▶ _EXERCISE DETAILS_
Search the records below for the word "your". Pull out each line that has it.

▶ _RECORD LIST_
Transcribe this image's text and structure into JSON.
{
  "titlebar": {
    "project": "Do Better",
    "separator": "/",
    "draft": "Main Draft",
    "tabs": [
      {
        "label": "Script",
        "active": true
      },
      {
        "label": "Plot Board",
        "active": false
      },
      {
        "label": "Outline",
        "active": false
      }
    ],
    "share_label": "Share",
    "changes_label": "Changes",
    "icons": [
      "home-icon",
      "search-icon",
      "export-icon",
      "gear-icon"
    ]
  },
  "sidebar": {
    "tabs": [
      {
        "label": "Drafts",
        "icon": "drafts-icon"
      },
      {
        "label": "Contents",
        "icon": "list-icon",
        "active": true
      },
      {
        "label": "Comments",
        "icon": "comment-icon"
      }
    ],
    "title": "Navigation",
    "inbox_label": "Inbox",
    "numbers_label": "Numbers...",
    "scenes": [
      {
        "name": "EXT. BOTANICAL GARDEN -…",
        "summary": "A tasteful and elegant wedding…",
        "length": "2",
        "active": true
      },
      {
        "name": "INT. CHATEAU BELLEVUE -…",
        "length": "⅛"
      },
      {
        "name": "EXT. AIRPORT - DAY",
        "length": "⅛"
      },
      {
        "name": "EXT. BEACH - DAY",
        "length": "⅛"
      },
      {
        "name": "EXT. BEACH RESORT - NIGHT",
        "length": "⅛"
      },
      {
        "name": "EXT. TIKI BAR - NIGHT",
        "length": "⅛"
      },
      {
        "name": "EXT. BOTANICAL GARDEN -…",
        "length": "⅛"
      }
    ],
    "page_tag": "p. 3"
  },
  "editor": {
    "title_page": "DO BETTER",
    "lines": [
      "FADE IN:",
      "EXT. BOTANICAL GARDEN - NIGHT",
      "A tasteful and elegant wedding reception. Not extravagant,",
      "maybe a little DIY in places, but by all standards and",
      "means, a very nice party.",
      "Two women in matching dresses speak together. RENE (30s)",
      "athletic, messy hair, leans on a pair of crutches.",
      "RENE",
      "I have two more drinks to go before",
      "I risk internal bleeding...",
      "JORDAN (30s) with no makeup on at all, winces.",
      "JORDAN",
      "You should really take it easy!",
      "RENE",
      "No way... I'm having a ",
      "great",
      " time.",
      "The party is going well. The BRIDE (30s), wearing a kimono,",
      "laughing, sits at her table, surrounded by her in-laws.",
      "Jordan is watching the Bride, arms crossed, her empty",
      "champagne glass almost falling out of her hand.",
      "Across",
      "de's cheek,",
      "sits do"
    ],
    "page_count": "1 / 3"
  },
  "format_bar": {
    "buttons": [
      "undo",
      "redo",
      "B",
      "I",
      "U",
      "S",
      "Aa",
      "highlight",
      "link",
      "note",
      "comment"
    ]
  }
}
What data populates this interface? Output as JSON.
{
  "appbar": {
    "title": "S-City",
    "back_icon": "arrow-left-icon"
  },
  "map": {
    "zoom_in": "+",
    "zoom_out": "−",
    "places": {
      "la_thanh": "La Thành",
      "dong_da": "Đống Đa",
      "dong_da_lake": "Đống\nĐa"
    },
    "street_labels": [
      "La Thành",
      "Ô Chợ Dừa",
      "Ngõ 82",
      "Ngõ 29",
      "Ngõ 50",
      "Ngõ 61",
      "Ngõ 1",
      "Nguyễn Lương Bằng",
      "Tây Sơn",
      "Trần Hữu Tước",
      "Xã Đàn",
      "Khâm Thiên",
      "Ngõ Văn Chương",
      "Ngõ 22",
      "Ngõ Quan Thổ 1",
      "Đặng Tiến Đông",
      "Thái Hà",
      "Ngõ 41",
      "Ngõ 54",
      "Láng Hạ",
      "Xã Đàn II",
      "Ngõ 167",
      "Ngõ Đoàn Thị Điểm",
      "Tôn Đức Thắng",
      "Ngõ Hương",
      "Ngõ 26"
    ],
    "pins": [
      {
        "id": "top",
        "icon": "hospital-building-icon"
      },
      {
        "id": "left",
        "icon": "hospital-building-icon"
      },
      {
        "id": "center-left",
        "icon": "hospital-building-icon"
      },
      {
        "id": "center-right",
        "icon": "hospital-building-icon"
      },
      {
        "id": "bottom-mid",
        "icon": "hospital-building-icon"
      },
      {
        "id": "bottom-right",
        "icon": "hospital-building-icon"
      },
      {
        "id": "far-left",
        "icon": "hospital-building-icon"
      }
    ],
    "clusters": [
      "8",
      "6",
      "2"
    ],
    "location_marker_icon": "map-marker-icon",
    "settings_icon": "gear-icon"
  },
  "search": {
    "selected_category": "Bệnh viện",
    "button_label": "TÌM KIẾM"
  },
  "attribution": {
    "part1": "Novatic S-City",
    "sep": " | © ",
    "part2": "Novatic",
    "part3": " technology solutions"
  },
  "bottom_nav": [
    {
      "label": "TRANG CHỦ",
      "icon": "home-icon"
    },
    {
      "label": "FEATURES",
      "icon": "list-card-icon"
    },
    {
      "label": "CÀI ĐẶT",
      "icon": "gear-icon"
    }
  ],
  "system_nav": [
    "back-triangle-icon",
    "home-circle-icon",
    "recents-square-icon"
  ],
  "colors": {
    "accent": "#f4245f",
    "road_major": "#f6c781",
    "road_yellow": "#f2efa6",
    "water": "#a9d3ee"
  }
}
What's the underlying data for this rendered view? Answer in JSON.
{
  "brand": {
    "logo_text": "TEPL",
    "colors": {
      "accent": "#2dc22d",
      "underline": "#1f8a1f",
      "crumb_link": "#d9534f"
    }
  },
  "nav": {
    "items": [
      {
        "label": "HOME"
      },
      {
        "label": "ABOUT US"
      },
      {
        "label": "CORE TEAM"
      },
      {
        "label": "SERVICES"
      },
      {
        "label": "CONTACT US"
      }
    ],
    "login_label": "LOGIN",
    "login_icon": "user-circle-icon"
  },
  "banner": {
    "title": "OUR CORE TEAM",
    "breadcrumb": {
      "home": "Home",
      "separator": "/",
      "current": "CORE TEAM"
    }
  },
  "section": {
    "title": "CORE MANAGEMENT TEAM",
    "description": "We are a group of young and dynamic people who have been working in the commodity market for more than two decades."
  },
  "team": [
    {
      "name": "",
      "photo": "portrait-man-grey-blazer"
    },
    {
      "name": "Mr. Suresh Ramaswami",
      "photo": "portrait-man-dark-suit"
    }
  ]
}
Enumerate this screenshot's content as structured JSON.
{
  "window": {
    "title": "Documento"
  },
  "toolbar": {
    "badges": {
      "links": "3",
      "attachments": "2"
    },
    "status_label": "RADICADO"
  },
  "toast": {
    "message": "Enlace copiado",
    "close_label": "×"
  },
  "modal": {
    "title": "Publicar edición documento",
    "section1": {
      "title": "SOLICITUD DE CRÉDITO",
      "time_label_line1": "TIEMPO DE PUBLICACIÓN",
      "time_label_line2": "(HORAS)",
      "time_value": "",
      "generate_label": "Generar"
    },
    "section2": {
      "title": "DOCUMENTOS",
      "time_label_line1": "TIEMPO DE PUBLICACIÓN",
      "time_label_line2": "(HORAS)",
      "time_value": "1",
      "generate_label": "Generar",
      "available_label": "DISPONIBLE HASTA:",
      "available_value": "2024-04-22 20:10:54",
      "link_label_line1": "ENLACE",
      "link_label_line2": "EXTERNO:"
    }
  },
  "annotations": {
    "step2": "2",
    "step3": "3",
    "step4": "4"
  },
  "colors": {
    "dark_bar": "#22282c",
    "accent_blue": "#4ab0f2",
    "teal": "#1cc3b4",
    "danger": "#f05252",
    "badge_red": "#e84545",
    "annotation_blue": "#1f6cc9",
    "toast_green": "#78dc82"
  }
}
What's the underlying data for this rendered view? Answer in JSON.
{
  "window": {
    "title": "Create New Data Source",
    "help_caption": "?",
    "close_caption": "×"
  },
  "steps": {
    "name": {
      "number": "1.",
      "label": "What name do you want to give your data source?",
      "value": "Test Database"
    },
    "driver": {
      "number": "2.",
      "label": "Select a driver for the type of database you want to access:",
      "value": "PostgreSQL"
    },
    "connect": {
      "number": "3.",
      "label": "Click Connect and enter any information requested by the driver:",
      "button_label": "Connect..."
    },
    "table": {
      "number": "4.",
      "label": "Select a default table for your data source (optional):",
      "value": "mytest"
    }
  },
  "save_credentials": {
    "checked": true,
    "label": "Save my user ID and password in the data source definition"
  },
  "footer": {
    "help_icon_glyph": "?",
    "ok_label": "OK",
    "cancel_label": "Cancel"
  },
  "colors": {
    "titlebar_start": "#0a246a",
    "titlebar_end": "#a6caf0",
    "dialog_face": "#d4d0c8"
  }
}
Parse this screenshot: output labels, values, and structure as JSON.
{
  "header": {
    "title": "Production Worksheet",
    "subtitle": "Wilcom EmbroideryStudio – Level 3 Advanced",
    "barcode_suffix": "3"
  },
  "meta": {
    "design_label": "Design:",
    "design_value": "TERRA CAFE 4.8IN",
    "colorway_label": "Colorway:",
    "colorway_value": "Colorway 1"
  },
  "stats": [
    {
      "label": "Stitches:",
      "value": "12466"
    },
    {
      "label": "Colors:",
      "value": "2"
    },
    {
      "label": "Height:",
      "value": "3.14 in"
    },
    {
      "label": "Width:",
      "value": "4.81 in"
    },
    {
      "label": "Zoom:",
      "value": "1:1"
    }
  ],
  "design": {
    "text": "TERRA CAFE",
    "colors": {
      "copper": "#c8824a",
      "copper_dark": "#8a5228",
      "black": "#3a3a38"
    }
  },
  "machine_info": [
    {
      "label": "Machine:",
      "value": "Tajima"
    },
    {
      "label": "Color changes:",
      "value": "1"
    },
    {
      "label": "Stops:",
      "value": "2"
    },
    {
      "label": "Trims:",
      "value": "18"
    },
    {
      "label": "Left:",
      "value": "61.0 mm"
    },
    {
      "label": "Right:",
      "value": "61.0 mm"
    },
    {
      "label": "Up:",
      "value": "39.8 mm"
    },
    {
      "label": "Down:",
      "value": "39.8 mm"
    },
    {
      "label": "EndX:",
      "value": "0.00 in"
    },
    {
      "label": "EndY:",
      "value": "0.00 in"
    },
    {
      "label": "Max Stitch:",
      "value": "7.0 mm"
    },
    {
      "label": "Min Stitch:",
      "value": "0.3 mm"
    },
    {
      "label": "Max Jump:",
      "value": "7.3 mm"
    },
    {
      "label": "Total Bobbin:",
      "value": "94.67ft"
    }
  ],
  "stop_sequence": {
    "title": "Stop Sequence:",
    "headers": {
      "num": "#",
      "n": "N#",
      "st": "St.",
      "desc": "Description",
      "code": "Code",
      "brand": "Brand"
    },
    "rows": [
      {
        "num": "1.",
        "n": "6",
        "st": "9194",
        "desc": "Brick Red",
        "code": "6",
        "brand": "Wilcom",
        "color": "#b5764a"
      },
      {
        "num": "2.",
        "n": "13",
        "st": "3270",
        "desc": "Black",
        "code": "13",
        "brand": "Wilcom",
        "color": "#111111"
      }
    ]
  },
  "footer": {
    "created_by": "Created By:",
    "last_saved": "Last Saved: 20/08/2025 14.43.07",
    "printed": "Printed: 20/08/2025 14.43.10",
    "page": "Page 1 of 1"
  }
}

▶ _EXERCISE SOLUTION_
      "label": "What name do you want to give your data source?",
      "label": "Select a default table for your data source (optional):",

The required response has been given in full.